=== TASK GOAL ===
Copy every line of the material below verbatim, omitting any pictures.

------ DATA TO PROCESS ------

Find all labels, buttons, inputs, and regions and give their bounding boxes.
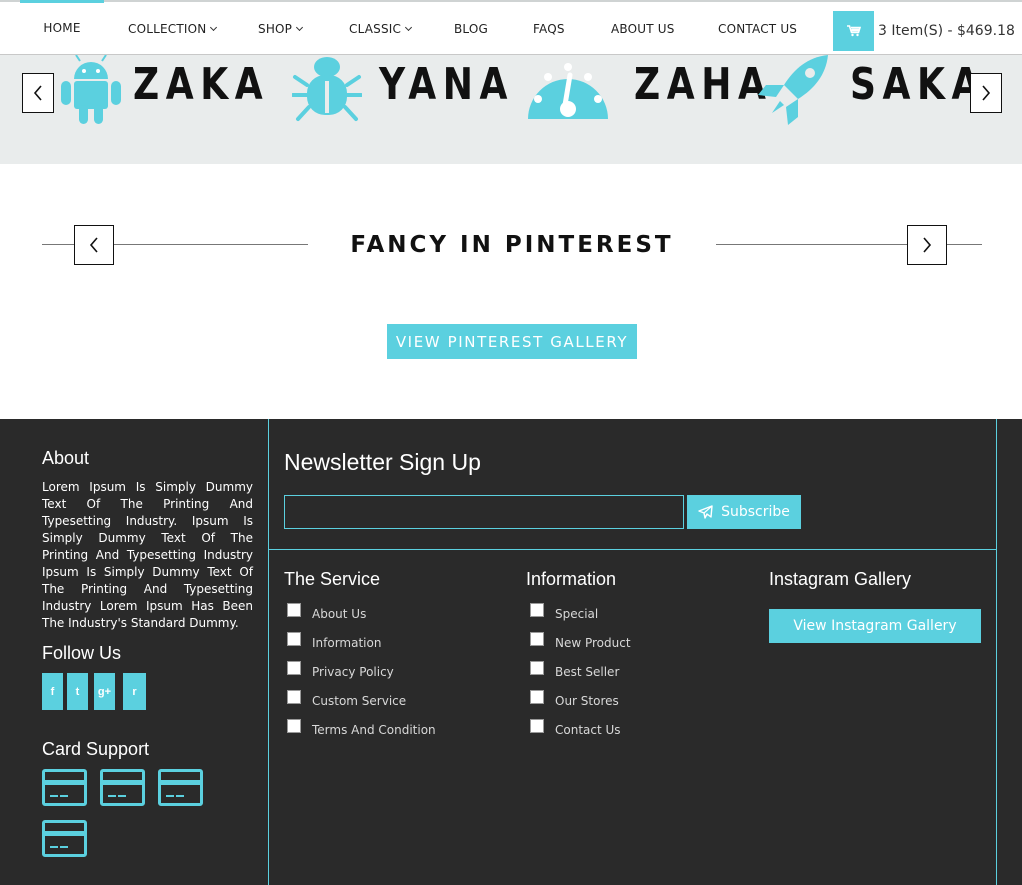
section-title: FANCY IN PINTEREST <box>350 232 674 258</box>
checkbox[interactable] <box>287 602 301 617</box>
link-label: New Product <box>555 635 631 650</box>
chevron-down-icon <box>210 23 218 32</box>
nav-item-shop[interactable]: SHOP <box>258 4 304 54</box>
checkbox[interactable] <box>530 689 544 704</box>
instagram-heading: Instagram Gallery <box>769 569 912 589</box>
link-label: Custom Service <box>312 693 407 708</box>
checkbox[interactable] <box>530 631 544 646</box>
chevron-right-icon <box>982 85 991 101</box>
twitter-icon[interactable]: t <box>67 673 88 710</box>
brand-next-button[interactable] <box>970 73 1002 113</box>
chevron-right-icon <box>923 237 932 253</box>
divider-line <box>996 419 997 885</box>
checkbox[interactable] <box>530 602 544 617</box>
info-link-best-seller[interactable]: Best Seller <box>530 657 631 686</box>
top-navigation: HOME COLLECTION SHOP CLASSIC BLOG FAQS A… <box>0 0 1022 55</box>
link-label: Best Seller <box>555 664 620 679</box>
facebook-icon[interactable]: f <box>42 673 63 710</box>
link-label: Our Stores <box>555 693 619 708</box>
credit-card-icon <box>100 769 145 806</box>
newsletter-email-input[interactable] <box>284 495 684 529</box>
checkbox[interactable] <box>287 631 301 646</box>
divider-line <box>268 549 996 550</box>
link-label: Special <box>555 606 599 621</box>
link-label: Contact Us <box>555 722 621 737</box>
cart-icon <box>846 25 861 37</box>
link-label: About Us <box>312 606 367 621</box>
checkbox[interactable] <box>287 689 301 704</box>
brand-name: YANA <box>379 59 514 110</box>
link-label: Information <box>312 635 382 650</box>
chevron-down-icon <box>405 23 413 32</box>
newsletter-heading: Newsletter Sign Up <box>284 449 481 475</box>
service-link-about-us[interactable]: About Us <box>287 599 436 628</box>
brand-name: SAKA <box>850 59 987 110</box>
subscribe-button[interactable]: Subscribe <box>687 495 801 529</box>
info-link-special[interactable]: Special <box>530 599 631 628</box>
checkbox[interactable] <box>530 660 544 675</box>
nav-item-classic[interactable]: CLASSIC <box>349 4 413 54</box>
credit-card-icon <box>42 769 87 806</box>
nav-label: COLLECTION <box>128 22 207 36</box>
brand-carousel: ZAKA YANA ZAHA SAKA <box>0 55 1022 164</box>
credit-card-icon <box>158 769 203 806</box>
info-link-new-product[interactable]: New Product <box>530 628 631 657</box>
nav-label: CONTACT US <box>718 22 798 36</box>
rocket-icon <box>758 55 828 125</box>
nav-label: ABOUT US <box>611 22 675 36</box>
link-label: Privacy Policy <box>312 664 394 679</box>
brand-prev-button[interactable] <box>22 73 54 113</box>
nav-item-blog[interactable]: BLOG <box>454 4 488 54</box>
footer: About Lorem Ipsum Is Simply Dummy Text O… <box>0 419 1022 885</box>
nav-label: BLOG <box>454 22 489 36</box>
bug-icon <box>292 57 362 121</box>
divider-line <box>268 419 269 885</box>
rss-icon[interactable]: r <box>123 673 146 710</box>
service-link-custom-service[interactable]: Custom Service <box>287 686 436 715</box>
nav-item-collection[interactable]: COLLECTION <box>128 4 218 54</box>
service-links: About Us Information Privacy Policy Cust… <box>287 599 436 744</box>
about-text: Lorem Ipsum Is Simply Dummy Text Of The … <box>42 480 253 630</box>
view-pinterest-gallery-button[interactable]: VIEW PINTEREST GALLERY <box>387 324 637 359</box>
info-link-contact-us[interactable]: Contact Us <box>530 715 631 744</box>
nav-item-faqs[interactable]: FAQS <box>533 4 565 54</box>
chevron-left-icon <box>89 237 98 253</box>
info-link-our-stores[interactable]: Our Stores <box>530 686 631 715</box>
checkbox[interactable] <box>287 718 301 733</box>
nav-label: SHOP <box>258 22 293 36</box>
pinterest-prev-button[interactable] <box>74 225 114 265</box>
google-plus-icon[interactable]: g+ <box>94 673 115 710</box>
service-link-privacy-policy[interactable]: Privacy Policy <box>287 657 436 686</box>
nav-label: FAQS <box>533 22 565 36</box>
brand-name: ZAKA <box>133 59 270 110</box>
link-label: Terms And Condition <box>312 722 436 737</box>
android-icon <box>61 55 121 124</box>
cart-summary[interactable]: 3 Item(S) - $469.18 <box>878 10 1015 52</box>
subscribe-label: Subscribe <box>721 504 790 520</box>
nav-item-home[interactable]: HOME <box>20 0 104 50</box>
checkbox[interactable] <box>287 660 301 675</box>
nav-item-about-us[interactable]: ABOUT US <box>611 4 675 54</box>
view-instagram-gallery-button[interactable]: View Instagram Gallery <box>769 609 981 643</box>
service-link-information[interactable]: Information <box>287 628 436 657</box>
information-links: Special New Product Best Seller Our Stor… <box>530 599 631 744</box>
chevron-down-icon <box>296 23 304 32</box>
credit-card-icon <box>42 820 87 857</box>
nav-label: HOME <box>43 21 81 35</box>
pinterest-next-button[interactable] <box>907 225 947 265</box>
information-heading: Information <box>526 569 617 589</box>
speedometer-icon <box>528 63 608 119</box>
service-link-terms[interactable]: Terms And Condition <box>287 715 436 744</box>
card-support-heading: Card Support <box>42 739 150 759</box>
send-icon <box>698 505 713 519</box>
checkbox[interactable] <box>530 718 544 733</box>
service-heading: The Service <box>284 569 381 589</box>
nav-label: CLASSIC <box>349 22 402 36</box>
brand-name: ZAHA <box>634 59 773 110</box>
about-heading: About <box>42 448 90 468</box>
nav-item-contact-us[interactable]: CONTACT US <box>718 4 797 54</box>
chevron-left-icon <box>33 85 42 101</box>
cart-button[interactable] <box>833 11 874 51</box>
follow-us-heading: Follow Us <box>42 643 122 663</box>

------

=== ANSWER ===
Find all labels, buttons, inputs, and regions and give their bounding boxes.
section-title: FANCY IN PINTEREST <box>350 232 674 258</box>
checkbox[interactable] <box>287 602 301 617</box>
link-label: New Product <box>555 635 631 650</box>
chevron-down-icon <box>210 23 218 32</box>
nav-item-shop[interactable]: SHOP <box>258 4 304 54</box>
checkbox[interactable] <box>530 689 544 704</box>
instagram-heading: Instagram Gallery <box>769 569 912 589</box>
link-label: Custom Service <box>312 693 407 708</box>
checkbox[interactable] <box>530 631 544 646</box>
chevron-right-icon <box>982 85 991 101</box>
twitter-icon[interactable]: t <box>67 673 88 710</box>
brand-next-button[interactable] <box>970 73 1002 113</box>
chevron-right-icon <box>923 237 932 253</box>
divider-line <box>996 419 997 885</box>
checkbox[interactable] <box>530 602 544 617</box>
info-link-best-seller[interactable]: Best Seller <box>530 657 631 686</box>
top-navigation: HOME COLLECTION SHOP CLASSIC BLOG FAQS A… <box>0 0 1022 55</box>
link-label: Best Seller <box>555 664 620 679</box>
facebook-icon[interactable]: f <box>42 673 63 710</box>
link-label: Our Stores <box>555 693 619 708</box>
credit-card-icon <box>100 769 145 806</box>
newsletter-email-input[interactable] <box>284 495 684 529</box>
checkbox[interactable] <box>287 631 301 646</box>
divider-line <box>268 549 996 550</box>
link-label: Special <box>555 606 599 621</box>
link-label: Contact Us <box>555 722 621 737</box>
cart-icon <box>846 25 861 37</box>
link-label: About Us <box>312 606 367 621</box>
checkbox[interactable] <box>287 689 301 704</box>
brand-name: YANA <box>379 59 514 110</box>
link-label: Information <box>312 635 382 650</box>
chevron-down-icon <box>405 23 413 32</box>
newsletter-heading: Newsletter Sign Up <box>284 449 481 475</box>
service-link-about-us[interactable]: About Us <box>287 599 436 628</box>
brand-name: SAKA <box>850 59 987 110</box>
subscribe-button[interactable]: Subscribe <box>687 495 801 529</box>
info-link-special[interactable]: Special <box>530 599 631 628</box>
checkbox[interactable] <box>530 660 544 675</box>
nav-item-classic[interactable]: CLASSIC <box>349 4 413 54</box>
credit-card-icon <box>42 769 87 806</box>
nav-label: COLLECTION <box>128 22 207 36</box>
brand-carousel: ZAKA YANA ZAHA SAKA <box>0 55 1022 164</box>
credit-card-icon <box>158 769 203 806</box>
info-link-new-product[interactable]: New Product <box>530 628 631 657</box>
nav-label: CONTACT US <box>718 22 798 36</box>
rocket-icon <box>758 55 828 125</box>
nav-label: ABOUT US <box>611 22 675 36</box>
link-label: Privacy Policy <box>312 664 394 679</box>
brand-prev-button[interactable] <box>22 73 54 113</box>
nav-item-blog[interactable]: BLOG <box>454 4 488 54</box>
footer: About Lorem Ipsum Is Simply Dummy Text O… <box>0 419 1022 885</box>
nav-label: BLOG <box>454 22 489 36</box>
bug-icon <box>292 57 362 121</box>
divider-line <box>268 419 269 885</box>
rss-icon[interactable]: r <box>123 673 146 710</box>
service-link-custom-service[interactable]: Custom Service <box>287 686 436 715</box>
nav-item-collection[interactable]: COLLECTION <box>128 4 218 54</box>
service-links: About Us Information Privacy Policy Cust… <box>287 599 436 744</box>
about-text: Lorem Ipsum Is Simply Dummy Text Of The … <box>42 480 253 630</box>
view-pinterest-gallery-button[interactable]: VIEW PINTEREST GALLERY <box>387 324 637 359</box>
info-link-contact-us[interactable]: Contact Us <box>530 715 631 744</box>
nav-item-faqs[interactable]: FAQS <box>533 4 565 54</box>
chevron-left-icon <box>89 237 98 253</box>
info-link-our-stores[interactable]: Our Stores <box>530 686 631 715</box>
checkbox[interactable] <box>287 718 301 733</box>
nav-label: SHOP <box>258 22 293 36</box>
pinterest-prev-button[interactable] <box>74 225 114 265</box>
google-plus-icon[interactable]: g+ <box>94 673 115 710</box>
service-link-privacy-policy[interactable]: Privacy Policy <box>287 657 436 686</box>
nav-label: FAQS <box>533 22 565 36</box>
brand-name: ZAKA <box>133 59 270 110</box>
link-label: Terms And Condition <box>312 722 436 737</box>
android-icon <box>61 55 121 124</box>
cart-summary[interactable]: 3 Item(S) - $469.18 <box>878 10 1015 52</box>
subscribe-label: Subscribe <box>721 504 790 520</box>
nav-item-home[interactable]: HOME <box>20 0 104 50</box>
checkbox[interactable] <box>287 660 301 675</box>
nav-item-about-us[interactable]: ABOUT US <box>611 4 675 54</box>
view-instagram-gallery-button[interactable]: View Instagram Gallery <box>769 609 981 643</box>
service-link-information[interactable]: Information <box>287 628 436 657</box>
information-links: Special New Product Best Seller Our Stor… <box>530 599 631 744</box>
chevron-down-icon <box>296 23 304 32</box>
credit-card-icon <box>42 820 87 857</box>
nav-label: HOME <box>43 21 81 35</box>
pinterest-next-button[interactable] <box>907 225 947 265</box>
information-heading: Information <box>526 569 617 589</box>
speedometer-icon <box>528 63 608 119</box>
service-link-terms[interactable]: Terms And Condition <box>287 715 436 744</box>
card-support-heading: Card Support <box>42 739 150 759</box>
send-icon <box>698 505 713 519</box>
checkbox[interactable] <box>530 718 544 733</box>
service-heading: The Service <box>284 569 381 589</box>
nav-label: CLASSIC <box>349 22 402 36</box>
brand-name: ZAHA <box>634 59 773 110</box>
about-heading: About <box>42 448 90 468</box>
nav-item-contact-us[interactable]: CONTACT US <box>718 4 797 54</box>
chevron-left-icon <box>33 85 42 101</box>
cart-button[interactable] <box>833 11 874 51</box>
follow-us-heading: Follow Us <box>42 643 122 663</box>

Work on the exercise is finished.